* Begin DATA SHOWN *
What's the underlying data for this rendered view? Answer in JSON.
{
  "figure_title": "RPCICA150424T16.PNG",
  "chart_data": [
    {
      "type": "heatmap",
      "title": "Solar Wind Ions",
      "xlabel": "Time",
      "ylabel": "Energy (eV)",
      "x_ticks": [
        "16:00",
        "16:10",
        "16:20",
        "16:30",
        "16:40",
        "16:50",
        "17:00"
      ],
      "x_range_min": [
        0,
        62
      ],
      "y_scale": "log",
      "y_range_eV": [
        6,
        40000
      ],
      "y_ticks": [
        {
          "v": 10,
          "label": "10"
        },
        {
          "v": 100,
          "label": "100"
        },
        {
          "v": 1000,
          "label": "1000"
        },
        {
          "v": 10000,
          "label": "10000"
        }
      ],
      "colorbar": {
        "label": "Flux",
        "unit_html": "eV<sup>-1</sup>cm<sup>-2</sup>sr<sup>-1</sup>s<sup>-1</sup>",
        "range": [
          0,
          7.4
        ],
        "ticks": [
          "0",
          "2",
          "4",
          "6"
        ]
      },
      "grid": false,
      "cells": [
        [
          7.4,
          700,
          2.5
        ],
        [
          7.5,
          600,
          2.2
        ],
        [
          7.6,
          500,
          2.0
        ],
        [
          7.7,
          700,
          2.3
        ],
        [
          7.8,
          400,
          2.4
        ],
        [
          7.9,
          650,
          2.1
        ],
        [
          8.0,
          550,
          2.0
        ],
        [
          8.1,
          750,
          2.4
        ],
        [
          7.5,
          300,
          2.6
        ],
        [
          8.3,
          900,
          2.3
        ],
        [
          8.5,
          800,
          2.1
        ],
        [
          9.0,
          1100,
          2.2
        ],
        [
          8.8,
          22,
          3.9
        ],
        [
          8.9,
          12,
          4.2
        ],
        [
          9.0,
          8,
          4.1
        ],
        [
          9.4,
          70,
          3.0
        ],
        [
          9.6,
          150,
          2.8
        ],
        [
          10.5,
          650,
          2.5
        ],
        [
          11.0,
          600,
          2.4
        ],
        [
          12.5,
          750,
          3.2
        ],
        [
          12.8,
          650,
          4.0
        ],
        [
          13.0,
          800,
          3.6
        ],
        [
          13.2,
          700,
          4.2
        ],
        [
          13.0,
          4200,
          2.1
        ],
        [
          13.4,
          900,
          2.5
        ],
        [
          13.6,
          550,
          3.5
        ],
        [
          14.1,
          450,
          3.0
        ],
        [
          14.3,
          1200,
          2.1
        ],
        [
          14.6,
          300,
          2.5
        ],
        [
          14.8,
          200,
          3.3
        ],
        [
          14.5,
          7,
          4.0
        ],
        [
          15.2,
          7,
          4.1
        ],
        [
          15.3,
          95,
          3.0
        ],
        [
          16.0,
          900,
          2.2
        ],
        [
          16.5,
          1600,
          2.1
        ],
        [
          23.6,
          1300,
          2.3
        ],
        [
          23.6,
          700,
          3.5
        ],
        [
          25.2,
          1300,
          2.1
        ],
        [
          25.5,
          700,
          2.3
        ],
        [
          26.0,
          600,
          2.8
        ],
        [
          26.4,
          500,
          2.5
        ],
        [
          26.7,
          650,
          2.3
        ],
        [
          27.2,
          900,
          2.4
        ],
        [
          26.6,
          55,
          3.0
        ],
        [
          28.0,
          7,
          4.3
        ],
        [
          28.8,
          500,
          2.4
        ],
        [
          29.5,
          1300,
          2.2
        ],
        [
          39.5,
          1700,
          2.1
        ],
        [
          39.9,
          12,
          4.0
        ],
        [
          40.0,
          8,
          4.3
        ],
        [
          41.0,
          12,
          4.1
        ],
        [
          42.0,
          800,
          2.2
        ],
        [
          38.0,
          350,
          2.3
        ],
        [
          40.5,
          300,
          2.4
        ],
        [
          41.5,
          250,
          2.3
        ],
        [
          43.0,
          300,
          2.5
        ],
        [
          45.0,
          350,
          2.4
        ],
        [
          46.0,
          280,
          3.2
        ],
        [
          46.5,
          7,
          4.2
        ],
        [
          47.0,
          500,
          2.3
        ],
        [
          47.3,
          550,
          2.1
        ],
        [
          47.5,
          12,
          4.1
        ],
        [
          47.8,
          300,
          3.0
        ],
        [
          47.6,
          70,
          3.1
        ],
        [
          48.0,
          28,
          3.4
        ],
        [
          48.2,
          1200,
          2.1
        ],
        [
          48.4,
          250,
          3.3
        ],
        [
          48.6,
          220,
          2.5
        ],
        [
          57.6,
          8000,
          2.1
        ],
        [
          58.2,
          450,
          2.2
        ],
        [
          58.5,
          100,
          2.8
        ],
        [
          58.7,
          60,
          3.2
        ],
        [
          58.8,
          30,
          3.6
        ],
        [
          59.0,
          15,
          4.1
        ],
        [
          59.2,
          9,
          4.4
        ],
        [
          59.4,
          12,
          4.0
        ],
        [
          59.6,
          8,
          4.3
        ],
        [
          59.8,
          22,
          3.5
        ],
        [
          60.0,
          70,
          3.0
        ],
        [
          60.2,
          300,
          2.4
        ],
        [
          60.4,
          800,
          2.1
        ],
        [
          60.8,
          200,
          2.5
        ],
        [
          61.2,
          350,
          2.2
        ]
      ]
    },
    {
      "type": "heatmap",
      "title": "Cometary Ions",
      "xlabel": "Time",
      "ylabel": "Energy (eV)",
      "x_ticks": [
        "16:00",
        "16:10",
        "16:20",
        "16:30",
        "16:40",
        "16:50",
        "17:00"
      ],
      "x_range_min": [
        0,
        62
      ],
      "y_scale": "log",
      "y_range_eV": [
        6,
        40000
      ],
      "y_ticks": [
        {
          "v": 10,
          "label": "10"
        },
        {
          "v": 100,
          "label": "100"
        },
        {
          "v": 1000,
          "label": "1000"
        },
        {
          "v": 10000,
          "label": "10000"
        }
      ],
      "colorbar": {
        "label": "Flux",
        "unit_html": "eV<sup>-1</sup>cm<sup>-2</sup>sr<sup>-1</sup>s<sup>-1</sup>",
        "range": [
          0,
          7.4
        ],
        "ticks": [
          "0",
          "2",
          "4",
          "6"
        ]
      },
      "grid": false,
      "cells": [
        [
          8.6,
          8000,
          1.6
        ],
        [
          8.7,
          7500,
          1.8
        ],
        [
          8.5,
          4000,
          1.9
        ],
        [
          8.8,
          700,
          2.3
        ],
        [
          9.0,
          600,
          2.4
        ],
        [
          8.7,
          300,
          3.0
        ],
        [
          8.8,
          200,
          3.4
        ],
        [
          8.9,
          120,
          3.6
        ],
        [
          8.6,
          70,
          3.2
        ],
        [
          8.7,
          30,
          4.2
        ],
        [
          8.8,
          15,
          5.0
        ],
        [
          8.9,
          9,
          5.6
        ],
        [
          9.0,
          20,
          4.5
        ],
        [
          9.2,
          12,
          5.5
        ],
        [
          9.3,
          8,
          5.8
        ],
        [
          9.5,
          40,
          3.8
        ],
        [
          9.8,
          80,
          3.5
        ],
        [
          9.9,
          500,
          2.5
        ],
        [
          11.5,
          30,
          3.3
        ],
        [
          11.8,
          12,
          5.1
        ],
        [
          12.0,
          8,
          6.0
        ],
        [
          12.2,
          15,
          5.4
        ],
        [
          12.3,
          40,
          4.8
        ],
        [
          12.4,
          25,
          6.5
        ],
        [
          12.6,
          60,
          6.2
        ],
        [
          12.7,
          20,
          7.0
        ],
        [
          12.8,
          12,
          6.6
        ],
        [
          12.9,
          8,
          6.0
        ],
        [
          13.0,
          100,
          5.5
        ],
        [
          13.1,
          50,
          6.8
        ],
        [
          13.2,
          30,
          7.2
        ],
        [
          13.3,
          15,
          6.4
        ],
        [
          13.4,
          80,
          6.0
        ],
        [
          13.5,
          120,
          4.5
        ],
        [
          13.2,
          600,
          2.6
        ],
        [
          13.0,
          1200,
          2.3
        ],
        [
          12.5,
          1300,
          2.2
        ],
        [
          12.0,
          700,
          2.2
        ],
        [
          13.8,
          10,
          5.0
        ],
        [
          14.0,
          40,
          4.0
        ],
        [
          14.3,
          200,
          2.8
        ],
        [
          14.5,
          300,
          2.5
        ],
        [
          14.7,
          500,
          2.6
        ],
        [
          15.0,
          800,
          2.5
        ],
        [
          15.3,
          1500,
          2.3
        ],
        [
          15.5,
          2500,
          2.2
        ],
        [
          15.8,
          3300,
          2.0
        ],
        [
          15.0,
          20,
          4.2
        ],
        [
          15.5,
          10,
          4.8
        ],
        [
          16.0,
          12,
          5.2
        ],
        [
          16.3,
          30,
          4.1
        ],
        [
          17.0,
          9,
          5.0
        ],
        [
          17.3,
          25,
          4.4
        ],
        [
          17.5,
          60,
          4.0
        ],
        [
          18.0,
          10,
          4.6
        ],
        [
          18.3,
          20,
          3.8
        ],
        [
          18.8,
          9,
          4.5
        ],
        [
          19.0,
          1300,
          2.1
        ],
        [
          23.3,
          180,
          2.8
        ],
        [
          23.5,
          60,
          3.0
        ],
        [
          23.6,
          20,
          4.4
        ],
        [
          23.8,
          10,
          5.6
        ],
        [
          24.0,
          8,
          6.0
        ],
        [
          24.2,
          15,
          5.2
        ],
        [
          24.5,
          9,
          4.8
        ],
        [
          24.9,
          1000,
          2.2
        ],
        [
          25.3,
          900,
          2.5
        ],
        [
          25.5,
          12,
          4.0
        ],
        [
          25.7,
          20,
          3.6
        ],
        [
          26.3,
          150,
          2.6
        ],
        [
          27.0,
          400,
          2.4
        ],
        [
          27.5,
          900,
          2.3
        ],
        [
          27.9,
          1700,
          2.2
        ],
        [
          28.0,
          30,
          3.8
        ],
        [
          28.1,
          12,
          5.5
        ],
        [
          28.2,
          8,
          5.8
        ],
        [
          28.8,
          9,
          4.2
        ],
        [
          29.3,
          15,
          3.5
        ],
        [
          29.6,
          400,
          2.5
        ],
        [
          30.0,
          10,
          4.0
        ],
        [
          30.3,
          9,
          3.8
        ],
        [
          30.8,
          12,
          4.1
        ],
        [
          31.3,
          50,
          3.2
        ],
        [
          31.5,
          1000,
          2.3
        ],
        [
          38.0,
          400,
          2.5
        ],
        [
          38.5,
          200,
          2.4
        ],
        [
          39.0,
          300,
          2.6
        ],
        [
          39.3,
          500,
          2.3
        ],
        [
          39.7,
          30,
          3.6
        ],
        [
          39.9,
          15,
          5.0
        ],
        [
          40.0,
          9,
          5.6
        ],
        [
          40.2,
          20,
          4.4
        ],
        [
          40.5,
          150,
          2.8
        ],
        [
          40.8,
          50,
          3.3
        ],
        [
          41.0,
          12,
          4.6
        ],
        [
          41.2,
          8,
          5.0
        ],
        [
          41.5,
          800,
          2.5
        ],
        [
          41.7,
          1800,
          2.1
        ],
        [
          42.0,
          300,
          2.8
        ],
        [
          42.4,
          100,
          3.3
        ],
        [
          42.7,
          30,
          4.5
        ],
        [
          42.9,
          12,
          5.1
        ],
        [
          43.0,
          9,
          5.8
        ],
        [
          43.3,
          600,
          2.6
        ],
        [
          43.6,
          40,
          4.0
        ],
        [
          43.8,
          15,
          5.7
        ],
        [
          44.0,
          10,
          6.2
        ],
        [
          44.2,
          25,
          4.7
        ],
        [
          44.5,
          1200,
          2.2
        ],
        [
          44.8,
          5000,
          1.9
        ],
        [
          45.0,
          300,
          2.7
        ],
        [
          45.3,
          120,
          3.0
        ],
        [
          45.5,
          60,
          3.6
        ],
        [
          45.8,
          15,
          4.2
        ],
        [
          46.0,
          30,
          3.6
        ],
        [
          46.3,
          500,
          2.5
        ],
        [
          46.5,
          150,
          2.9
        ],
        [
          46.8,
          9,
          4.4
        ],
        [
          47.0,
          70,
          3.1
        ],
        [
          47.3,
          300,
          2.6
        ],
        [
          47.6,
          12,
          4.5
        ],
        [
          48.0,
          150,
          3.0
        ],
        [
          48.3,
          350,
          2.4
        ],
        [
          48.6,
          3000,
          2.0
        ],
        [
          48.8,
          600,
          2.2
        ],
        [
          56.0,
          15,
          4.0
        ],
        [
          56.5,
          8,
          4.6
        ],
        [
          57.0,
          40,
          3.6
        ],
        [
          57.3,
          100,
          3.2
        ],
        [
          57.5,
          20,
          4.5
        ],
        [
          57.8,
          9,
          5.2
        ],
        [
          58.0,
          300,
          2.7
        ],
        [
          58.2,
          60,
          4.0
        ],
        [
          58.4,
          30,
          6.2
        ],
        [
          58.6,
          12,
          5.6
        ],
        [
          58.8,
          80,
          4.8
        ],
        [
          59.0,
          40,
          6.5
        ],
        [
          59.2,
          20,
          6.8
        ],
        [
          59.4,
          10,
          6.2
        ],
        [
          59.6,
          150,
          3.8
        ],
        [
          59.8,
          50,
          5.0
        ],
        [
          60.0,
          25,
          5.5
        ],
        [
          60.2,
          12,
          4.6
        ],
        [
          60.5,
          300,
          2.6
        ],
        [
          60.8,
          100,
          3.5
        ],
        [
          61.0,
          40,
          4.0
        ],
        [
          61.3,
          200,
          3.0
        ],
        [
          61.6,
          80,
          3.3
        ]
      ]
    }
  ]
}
* End DATA SHOWN *
TASK PROMPT - Give only the number of lines in the records that include the word "Ions".

COMPLETED TASK - 2